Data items

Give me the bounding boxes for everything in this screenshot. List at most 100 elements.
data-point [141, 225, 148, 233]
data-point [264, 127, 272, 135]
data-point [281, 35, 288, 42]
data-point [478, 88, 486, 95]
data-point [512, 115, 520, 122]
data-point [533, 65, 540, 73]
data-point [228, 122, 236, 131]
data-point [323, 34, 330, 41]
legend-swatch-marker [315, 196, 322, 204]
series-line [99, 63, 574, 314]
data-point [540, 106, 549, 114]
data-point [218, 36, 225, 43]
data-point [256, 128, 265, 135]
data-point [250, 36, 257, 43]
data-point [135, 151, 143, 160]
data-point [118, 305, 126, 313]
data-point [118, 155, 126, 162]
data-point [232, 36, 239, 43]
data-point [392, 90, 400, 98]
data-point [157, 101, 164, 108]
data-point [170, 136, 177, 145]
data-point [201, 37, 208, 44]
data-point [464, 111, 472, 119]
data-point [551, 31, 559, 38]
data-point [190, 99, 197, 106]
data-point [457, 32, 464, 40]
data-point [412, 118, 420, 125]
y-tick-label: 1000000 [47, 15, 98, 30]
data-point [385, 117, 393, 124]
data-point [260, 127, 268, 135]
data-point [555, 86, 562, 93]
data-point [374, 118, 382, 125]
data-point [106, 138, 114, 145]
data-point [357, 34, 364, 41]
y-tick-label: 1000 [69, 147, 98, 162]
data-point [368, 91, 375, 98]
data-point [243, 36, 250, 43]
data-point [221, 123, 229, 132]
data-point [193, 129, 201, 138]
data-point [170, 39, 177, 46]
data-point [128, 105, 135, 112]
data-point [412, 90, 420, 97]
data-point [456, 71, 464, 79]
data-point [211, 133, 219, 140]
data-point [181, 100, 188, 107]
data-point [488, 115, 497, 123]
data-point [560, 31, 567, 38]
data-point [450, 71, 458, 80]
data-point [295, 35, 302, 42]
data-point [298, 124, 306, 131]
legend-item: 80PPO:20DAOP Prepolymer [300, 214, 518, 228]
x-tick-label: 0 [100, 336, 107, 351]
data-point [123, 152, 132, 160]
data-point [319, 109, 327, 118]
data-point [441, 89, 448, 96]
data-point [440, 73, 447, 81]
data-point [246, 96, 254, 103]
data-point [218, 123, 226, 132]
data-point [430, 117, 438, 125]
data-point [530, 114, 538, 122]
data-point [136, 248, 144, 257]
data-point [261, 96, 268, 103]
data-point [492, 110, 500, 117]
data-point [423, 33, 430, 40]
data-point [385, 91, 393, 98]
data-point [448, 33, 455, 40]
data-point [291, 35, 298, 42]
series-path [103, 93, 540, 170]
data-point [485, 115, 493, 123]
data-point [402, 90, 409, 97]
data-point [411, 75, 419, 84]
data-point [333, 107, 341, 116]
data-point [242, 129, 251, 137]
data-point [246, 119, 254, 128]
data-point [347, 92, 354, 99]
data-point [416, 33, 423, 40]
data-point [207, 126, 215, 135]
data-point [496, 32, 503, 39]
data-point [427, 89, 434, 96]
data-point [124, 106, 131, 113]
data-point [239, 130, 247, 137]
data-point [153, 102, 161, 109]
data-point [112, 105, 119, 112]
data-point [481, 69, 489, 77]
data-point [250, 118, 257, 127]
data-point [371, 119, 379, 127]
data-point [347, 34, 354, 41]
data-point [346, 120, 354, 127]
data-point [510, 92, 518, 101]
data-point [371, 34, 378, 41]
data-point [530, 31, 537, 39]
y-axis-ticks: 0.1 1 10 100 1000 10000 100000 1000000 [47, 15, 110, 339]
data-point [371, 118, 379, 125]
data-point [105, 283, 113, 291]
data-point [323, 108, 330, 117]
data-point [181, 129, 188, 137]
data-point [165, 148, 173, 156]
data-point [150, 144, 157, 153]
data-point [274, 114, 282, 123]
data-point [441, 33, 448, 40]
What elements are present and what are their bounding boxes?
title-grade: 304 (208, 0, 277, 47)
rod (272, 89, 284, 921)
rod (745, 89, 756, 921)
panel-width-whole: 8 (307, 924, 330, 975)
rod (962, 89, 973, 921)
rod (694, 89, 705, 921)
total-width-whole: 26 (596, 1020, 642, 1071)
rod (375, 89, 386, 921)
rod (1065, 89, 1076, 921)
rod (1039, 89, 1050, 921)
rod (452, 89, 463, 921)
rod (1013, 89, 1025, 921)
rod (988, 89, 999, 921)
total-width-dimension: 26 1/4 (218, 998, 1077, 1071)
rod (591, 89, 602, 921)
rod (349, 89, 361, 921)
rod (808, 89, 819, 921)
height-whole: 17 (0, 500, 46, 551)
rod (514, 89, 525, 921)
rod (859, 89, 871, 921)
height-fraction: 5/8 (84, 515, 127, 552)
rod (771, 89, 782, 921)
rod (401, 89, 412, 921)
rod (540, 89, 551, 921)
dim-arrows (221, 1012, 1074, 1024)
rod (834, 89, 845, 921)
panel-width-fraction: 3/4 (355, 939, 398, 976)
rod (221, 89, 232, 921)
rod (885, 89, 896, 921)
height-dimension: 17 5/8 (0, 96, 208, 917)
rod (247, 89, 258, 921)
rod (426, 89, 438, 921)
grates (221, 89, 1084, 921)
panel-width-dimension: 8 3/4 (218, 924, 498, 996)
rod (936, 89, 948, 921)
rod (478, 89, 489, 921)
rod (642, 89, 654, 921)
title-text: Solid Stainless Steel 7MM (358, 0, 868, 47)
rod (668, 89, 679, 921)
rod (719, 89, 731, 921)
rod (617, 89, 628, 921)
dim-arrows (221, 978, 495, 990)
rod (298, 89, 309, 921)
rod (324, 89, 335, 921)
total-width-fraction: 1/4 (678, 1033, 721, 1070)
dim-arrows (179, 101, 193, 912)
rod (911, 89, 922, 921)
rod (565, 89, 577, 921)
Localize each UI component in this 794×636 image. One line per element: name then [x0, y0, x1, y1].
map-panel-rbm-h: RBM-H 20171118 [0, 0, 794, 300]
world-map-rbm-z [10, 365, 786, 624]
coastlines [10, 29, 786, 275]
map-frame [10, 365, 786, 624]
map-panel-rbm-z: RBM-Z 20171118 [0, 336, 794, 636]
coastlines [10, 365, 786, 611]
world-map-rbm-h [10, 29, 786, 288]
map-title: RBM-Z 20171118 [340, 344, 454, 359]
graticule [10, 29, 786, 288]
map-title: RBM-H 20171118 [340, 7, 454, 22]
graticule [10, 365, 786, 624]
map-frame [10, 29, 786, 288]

» **YOUR GOAL**:
Please copy the items word for word, from the first line through the line containing "data-point [357, 34, 364, 41]", including both of those lines.

» **IN RESPONSE**:
Give me the bounding boxes for everything in this screenshot. List at most 100 elements.
data-point [141, 225, 148, 233]
data-point [264, 127, 272, 135]
data-point [281, 35, 288, 42]
data-point [478, 88, 486, 95]
data-point [512, 115, 520, 122]
data-point [533, 65, 540, 73]
data-point [228, 122, 236, 131]
data-point [323, 34, 330, 41]
legend-swatch-marker [315, 196, 322, 204]
series-line [99, 63, 574, 314]
data-point [540, 106, 549, 114]
data-point [218, 36, 225, 43]
data-point [256, 128, 265, 135]
data-point [250, 36, 257, 43]
data-point [135, 151, 143, 160]
data-point [118, 305, 126, 313]
data-point [118, 155, 126, 162]
data-point [232, 36, 239, 43]
data-point [392, 90, 400, 98]
data-point [157, 101, 164, 108]
data-point [170, 136, 177, 145]
data-point [201, 37, 208, 44]
data-point [464, 111, 472, 119]
data-point [551, 31, 559, 38]
data-point [190, 99, 197, 106]
data-point [457, 32, 464, 40]
data-point [412, 118, 420, 125]
y-tick-label: 1000000 [47, 15, 98, 30]
data-point [385, 117, 393, 124]
data-point [260, 127, 268, 135]
data-point [555, 86, 562, 93]
data-point [374, 118, 382, 125]
data-point [106, 138, 114, 145]
data-point [357, 34, 364, 41]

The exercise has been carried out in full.